WHAT YOU HAVE TO DO:
Below is a block of records: output all of them exactly and leave out the pictures.

DATA FOR PROCESSING:
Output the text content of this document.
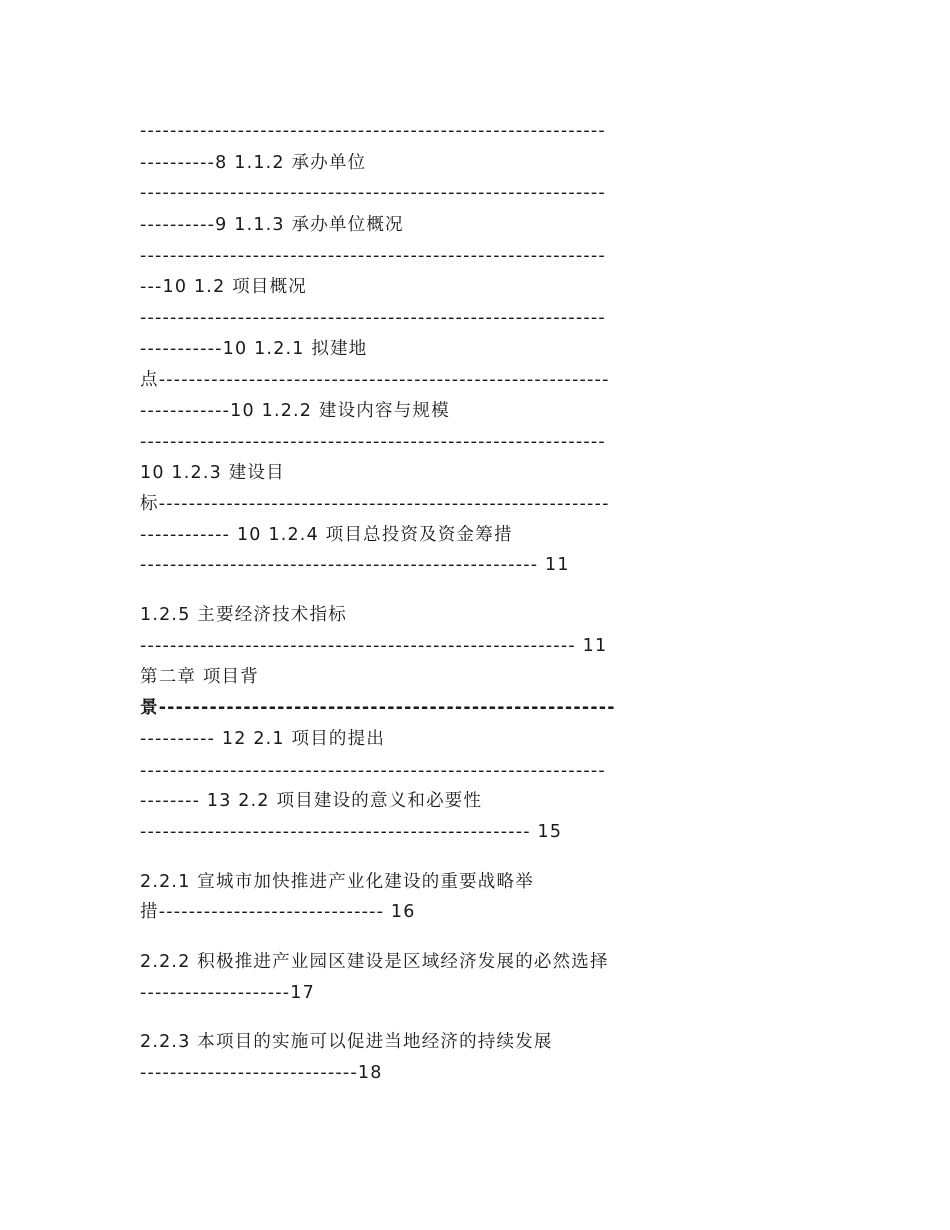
--------------------------------------------------------------
----------8 1.1.2 承办单位
--------------------------------------------------------------
----------9 1.1.3 承办单位概况
--------------------------------------------------------------
---10 1.2 项目概况
--------------------------------------------------------------
-----------10 1.2.1 拟建地
点------------------------------------------------------------
------------10 1.2.2 建设内容与规模
--------------------------------------------------------------
10 1.2.3 建设目
标------------------------------------------------------------
------------ 10 1.2.4 项目总投资及资金筹措
----------------------------------------------------- 11
1.2.5 主要经济技术指标
---------------------------------------------------------- 11
第二章 项目背
景------------------------------------------------------
---------- 12 2.1 项目的提出
--------------------------------------------------------------
-------- 13 2.2 项目建设的意义和必要性
---------------------------------------------------- 15
2.2.1 宣城市加快推进产业化建设的重要战略举
措------------------------------ 16
2.2.2 积极推进产业园区建设是区域经济发展的必然选择
--------------------17
2.2.3 本项目的实施可以促进当地经济的持续发展
-----------------------------18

RESULT BELOW:
Output the text content of this document.
--------------------------------------------------------------
----------8 1.1.2 承办单位
--------------------------------------------------------------
----------9 1.1.3 承办单位概况
--------------------------------------------------------------
---10 1.2 项目概况
--------------------------------------------------------------
-----------10 1.2.1 拟建地
点------------------------------------------------------------
------------10 1.2.2 建设内容与规模
--------------------------------------------------------------
10 1.2.3 建设目
标------------------------------------------------------------
------------ 10 1.2.4 项目总投资及资金筹措
----------------------------------------------------- 11
1.2.5 主要经济技术指标
---------------------------------------------------------- 11
第二章 项目背
景------------------------------------------------------
---------- 12 2.1 项目的提出
--------------------------------------------------------------
-------- 13 2.2 项目建设的意义和必要性
---------------------------------------------------- 15
2.2.1 宣城市加快推进产业化建设的重要战略举
措------------------------------ 16
2.2.2 积极推进产业园区建设是区域经济发展的必然选择
--------------------17
2.2.3 本项目的实施可以促进当地经济的持续发展
-----------------------------18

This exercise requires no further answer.